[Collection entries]
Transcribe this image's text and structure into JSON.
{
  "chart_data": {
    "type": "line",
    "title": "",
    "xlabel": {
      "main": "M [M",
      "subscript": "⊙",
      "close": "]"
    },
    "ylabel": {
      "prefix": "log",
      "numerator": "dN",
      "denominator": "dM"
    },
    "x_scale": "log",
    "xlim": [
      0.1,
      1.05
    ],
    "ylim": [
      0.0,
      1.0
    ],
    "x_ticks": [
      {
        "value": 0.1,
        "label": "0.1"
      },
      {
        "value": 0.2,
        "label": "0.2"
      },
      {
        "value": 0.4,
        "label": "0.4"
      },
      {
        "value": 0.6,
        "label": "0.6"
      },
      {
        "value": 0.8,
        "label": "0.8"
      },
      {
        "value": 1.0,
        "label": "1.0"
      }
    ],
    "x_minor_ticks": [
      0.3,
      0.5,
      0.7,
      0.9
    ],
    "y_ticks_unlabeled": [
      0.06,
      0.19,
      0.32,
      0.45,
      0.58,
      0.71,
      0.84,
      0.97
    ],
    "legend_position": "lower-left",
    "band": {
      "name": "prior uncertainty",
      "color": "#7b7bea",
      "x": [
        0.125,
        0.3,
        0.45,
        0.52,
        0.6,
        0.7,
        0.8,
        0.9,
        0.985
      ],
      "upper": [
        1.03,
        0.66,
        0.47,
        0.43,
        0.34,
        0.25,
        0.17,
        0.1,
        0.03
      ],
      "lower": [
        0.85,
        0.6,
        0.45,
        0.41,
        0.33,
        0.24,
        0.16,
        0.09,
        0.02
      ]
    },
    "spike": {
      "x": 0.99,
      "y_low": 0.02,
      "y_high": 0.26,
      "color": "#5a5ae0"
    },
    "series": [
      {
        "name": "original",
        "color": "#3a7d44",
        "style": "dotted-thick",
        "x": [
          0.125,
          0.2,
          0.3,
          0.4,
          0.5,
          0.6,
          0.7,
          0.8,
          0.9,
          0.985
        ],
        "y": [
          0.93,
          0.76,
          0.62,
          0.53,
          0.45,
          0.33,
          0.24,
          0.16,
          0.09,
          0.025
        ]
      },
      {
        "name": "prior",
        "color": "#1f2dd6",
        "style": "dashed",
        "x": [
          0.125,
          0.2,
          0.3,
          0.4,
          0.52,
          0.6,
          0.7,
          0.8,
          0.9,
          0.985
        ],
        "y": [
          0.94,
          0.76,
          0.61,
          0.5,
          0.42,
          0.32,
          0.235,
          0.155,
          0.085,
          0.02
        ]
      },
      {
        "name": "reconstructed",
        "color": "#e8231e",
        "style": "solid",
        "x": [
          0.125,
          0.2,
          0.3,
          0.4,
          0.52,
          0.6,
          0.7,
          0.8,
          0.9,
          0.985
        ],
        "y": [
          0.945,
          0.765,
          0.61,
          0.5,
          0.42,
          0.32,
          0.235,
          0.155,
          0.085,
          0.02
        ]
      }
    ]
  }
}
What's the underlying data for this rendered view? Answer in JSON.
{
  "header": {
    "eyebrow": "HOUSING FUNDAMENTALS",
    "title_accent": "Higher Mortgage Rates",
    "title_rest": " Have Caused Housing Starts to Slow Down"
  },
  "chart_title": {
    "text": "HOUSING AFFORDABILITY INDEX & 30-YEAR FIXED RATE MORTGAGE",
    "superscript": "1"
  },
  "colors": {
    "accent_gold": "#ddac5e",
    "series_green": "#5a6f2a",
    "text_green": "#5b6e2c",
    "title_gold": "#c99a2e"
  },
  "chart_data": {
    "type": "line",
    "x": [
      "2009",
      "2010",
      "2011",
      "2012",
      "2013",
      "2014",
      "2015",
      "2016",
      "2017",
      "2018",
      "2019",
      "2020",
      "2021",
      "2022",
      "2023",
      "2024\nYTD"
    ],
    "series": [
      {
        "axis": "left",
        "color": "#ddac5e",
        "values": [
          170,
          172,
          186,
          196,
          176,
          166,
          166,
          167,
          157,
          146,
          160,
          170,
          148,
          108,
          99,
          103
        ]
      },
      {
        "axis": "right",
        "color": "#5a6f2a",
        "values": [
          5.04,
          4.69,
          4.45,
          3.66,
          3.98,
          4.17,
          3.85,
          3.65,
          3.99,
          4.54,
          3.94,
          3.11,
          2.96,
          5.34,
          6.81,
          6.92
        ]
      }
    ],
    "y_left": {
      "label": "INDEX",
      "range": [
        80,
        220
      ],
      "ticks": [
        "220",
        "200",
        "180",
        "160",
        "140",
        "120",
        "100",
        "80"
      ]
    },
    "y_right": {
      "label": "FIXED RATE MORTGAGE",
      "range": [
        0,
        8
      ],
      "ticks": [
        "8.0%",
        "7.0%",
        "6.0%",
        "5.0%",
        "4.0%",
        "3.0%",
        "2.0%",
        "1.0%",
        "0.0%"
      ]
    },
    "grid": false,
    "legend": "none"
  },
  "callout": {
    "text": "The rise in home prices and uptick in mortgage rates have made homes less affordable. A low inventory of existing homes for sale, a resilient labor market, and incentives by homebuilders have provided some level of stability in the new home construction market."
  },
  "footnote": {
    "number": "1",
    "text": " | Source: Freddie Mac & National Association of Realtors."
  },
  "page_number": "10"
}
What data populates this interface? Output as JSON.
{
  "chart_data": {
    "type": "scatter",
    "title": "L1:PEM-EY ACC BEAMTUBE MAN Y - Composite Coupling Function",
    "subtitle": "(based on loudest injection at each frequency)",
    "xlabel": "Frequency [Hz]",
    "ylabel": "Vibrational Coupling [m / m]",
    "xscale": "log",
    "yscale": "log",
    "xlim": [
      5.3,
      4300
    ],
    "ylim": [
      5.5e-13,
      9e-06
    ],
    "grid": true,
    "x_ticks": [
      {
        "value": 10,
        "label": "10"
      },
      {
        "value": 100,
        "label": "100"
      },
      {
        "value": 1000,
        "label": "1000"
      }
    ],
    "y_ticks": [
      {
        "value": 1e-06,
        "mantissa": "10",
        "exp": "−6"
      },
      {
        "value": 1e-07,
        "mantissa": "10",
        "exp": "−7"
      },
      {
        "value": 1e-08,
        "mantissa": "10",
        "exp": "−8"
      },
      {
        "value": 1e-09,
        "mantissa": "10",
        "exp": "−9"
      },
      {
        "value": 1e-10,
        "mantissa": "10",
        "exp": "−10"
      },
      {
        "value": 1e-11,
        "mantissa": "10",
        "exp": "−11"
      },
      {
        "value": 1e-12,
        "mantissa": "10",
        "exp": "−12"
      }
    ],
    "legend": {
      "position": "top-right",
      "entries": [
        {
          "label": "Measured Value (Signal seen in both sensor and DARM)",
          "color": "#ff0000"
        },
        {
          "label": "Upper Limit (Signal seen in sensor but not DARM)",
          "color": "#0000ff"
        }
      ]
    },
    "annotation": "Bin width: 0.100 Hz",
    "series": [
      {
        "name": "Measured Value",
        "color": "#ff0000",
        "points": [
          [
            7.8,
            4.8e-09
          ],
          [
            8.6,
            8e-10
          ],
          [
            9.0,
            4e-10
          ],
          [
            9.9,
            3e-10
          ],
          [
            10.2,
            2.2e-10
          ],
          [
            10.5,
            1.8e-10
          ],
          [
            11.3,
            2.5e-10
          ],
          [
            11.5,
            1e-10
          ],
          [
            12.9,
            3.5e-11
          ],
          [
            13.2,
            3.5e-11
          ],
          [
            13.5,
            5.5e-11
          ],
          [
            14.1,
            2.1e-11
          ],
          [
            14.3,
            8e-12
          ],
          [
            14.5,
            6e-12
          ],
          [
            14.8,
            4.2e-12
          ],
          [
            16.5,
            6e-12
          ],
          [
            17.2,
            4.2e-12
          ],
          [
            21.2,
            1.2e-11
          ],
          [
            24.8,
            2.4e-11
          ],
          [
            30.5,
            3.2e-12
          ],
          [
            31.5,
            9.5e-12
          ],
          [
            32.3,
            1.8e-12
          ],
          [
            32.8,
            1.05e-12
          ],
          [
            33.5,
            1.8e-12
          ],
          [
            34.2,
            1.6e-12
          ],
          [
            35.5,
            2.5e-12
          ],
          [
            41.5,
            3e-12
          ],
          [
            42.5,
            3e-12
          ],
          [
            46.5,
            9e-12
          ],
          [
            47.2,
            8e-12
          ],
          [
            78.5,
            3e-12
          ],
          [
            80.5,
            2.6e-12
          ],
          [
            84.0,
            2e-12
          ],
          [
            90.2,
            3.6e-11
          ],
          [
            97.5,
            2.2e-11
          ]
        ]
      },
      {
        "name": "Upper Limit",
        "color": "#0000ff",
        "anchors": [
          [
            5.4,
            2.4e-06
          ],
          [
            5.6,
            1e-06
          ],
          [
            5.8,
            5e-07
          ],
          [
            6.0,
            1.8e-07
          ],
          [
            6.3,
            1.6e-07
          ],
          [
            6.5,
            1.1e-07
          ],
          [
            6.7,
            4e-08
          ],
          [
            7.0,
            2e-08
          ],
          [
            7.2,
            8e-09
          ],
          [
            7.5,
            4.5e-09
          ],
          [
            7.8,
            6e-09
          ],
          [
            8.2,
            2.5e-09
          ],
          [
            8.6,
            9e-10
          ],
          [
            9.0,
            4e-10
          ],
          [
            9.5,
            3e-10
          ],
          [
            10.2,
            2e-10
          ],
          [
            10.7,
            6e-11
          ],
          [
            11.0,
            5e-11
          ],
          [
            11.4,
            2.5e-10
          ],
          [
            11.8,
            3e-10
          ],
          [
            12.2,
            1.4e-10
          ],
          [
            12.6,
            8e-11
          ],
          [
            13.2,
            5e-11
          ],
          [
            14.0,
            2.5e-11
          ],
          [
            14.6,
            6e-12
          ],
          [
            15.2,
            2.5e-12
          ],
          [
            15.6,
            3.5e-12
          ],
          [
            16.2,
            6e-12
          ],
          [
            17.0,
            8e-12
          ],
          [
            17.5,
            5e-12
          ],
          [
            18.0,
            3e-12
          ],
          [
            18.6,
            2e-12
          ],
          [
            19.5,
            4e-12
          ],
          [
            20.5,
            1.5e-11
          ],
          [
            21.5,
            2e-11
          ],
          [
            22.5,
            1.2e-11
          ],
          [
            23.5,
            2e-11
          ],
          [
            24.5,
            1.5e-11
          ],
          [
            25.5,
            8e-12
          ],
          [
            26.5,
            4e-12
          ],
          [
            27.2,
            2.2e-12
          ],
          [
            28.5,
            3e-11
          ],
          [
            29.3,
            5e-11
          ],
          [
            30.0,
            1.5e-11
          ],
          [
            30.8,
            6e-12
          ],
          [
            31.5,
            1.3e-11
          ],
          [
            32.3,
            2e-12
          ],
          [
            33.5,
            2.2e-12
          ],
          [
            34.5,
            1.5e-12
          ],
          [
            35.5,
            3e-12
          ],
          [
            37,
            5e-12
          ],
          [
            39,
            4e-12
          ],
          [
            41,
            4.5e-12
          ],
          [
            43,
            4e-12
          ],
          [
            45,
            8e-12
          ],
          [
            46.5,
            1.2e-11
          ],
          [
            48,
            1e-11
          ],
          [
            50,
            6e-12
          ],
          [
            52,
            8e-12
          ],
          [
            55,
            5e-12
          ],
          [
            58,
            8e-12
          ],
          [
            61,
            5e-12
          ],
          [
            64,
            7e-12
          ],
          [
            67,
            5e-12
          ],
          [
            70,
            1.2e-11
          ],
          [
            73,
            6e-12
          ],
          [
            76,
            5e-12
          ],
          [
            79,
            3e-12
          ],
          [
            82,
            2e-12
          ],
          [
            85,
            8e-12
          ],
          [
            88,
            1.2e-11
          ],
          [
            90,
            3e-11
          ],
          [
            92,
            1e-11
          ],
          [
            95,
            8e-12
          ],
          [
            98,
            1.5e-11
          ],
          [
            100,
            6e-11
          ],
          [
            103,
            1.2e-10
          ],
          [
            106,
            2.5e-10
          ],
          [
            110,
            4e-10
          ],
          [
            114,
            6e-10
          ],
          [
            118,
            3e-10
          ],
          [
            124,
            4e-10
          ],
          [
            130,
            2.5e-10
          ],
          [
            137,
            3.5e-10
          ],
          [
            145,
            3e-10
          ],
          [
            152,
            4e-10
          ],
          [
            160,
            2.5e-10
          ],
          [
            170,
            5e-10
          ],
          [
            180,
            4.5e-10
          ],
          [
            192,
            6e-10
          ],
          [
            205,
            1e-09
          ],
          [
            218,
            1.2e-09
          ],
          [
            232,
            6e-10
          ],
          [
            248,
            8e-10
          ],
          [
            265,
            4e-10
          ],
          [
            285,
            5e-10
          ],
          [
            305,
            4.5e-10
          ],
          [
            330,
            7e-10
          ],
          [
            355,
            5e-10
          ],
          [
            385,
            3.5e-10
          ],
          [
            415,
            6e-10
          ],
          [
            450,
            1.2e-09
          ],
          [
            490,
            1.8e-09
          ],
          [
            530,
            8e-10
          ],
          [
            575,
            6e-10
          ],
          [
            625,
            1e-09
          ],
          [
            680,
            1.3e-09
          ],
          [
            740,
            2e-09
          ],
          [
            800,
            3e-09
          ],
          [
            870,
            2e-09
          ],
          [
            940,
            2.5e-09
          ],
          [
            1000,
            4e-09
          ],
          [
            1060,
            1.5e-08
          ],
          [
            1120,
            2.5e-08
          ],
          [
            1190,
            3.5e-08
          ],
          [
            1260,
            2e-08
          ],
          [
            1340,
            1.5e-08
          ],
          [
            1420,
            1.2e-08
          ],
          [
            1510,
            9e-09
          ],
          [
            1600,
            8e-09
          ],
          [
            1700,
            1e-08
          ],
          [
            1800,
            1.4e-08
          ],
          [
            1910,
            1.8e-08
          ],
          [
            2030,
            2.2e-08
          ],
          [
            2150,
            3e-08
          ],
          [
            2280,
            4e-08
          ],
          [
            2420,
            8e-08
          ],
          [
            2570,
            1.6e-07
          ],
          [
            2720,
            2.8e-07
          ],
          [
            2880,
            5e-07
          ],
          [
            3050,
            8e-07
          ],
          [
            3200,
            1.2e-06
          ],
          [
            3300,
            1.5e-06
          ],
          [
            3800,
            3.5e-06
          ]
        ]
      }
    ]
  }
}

= The exercise =
Find each line holding the string "ylabel" and copy it out.

= Expected output =
    "ylabel": {
    "ylabel": "Vibrational Coupling [m / m]",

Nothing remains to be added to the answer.